** start of EXERCISE MATERIAL **

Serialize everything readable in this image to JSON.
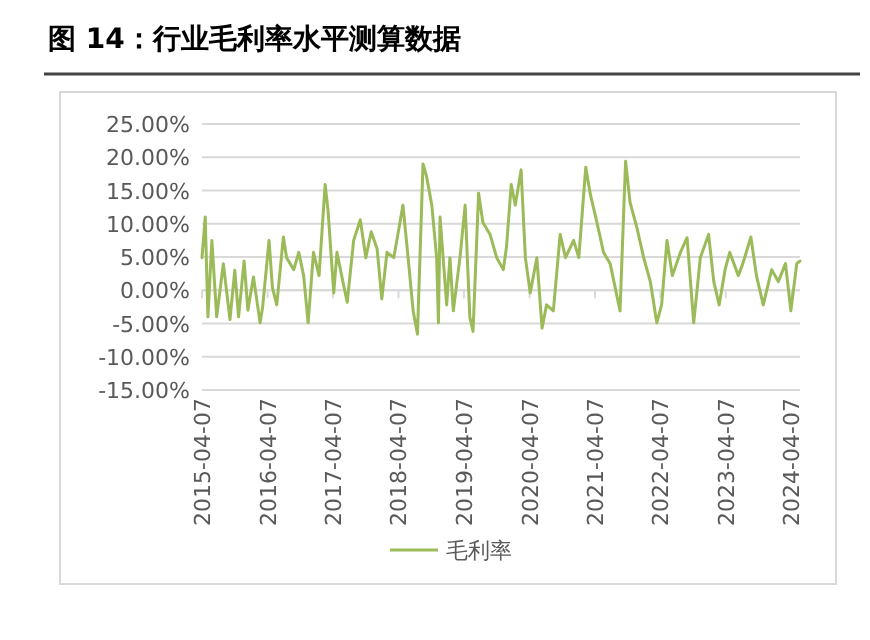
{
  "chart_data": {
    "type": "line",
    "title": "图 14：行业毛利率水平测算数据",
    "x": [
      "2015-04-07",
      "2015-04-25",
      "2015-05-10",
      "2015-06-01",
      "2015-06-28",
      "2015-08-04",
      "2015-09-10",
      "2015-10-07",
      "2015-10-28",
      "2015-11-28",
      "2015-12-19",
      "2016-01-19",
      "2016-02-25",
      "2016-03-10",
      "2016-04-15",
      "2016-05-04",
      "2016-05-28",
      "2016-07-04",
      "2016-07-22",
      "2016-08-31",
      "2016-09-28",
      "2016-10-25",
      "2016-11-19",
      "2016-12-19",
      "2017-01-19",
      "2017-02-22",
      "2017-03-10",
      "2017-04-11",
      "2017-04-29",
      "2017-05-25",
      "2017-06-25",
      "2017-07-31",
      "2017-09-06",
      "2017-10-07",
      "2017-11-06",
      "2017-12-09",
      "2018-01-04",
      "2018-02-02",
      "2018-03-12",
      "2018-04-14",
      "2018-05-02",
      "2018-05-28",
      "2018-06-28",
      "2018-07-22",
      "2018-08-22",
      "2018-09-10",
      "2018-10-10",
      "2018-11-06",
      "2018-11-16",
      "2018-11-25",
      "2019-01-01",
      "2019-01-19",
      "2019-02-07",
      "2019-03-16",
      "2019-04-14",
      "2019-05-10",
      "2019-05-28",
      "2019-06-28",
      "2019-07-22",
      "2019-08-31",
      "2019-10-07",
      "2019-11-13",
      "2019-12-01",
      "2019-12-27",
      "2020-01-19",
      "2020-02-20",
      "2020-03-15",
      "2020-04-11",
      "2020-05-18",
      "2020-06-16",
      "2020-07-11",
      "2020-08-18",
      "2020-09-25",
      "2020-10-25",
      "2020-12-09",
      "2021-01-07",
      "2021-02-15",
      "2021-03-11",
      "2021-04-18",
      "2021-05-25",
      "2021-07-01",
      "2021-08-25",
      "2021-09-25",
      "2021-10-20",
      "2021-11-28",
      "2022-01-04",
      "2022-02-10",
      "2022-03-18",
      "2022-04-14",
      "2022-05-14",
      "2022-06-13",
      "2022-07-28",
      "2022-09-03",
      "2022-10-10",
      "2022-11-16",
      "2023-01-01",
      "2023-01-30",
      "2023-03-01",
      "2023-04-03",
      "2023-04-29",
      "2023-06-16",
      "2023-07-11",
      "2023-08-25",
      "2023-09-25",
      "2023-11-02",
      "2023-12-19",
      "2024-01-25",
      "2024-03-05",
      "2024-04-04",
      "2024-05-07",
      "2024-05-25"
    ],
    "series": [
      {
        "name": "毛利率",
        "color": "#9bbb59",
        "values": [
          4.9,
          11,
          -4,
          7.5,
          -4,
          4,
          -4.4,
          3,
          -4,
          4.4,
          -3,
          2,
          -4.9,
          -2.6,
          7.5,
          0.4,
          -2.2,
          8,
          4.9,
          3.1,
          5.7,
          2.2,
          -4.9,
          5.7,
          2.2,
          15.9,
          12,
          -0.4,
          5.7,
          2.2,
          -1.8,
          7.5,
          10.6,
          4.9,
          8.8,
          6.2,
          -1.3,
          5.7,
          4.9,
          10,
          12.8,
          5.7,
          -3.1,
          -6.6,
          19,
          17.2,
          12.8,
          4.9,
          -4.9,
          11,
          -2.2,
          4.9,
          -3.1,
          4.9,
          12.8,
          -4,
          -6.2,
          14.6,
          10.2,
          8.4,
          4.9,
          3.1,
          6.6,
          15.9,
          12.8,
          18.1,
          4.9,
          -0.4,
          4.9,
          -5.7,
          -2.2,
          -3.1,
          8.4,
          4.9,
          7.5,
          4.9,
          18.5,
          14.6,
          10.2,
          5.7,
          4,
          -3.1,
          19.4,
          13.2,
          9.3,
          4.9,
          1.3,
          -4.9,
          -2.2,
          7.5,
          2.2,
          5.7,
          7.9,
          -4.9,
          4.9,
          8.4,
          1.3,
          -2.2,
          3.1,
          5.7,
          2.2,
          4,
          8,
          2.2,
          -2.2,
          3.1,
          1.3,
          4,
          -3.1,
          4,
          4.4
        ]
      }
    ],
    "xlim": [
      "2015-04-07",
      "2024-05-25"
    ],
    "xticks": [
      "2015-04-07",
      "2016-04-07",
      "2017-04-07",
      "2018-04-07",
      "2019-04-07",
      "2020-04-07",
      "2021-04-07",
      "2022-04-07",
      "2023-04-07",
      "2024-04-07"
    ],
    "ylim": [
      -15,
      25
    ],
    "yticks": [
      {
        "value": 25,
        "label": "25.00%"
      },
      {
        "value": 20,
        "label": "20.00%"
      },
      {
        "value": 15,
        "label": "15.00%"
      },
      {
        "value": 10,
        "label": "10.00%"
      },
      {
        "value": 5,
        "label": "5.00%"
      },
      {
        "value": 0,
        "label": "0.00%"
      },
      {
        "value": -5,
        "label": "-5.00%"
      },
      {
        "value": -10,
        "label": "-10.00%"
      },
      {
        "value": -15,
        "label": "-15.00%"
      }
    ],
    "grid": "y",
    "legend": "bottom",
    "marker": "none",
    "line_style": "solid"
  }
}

** end of EXERCISE MATERIAL **

* AIM
Check each line above for the string "label", then copy the ones that have it.

* FINAL RESULT
        "label": "25.00%"
        "label": "20.00%"
        "label": "15.00%"
        "label": "10.00%"
        "label": "5.00%"
        "label": "0.00%"
        "label": "-5.00%"
        "label": "-10.00%"
        "label": "-15.00%"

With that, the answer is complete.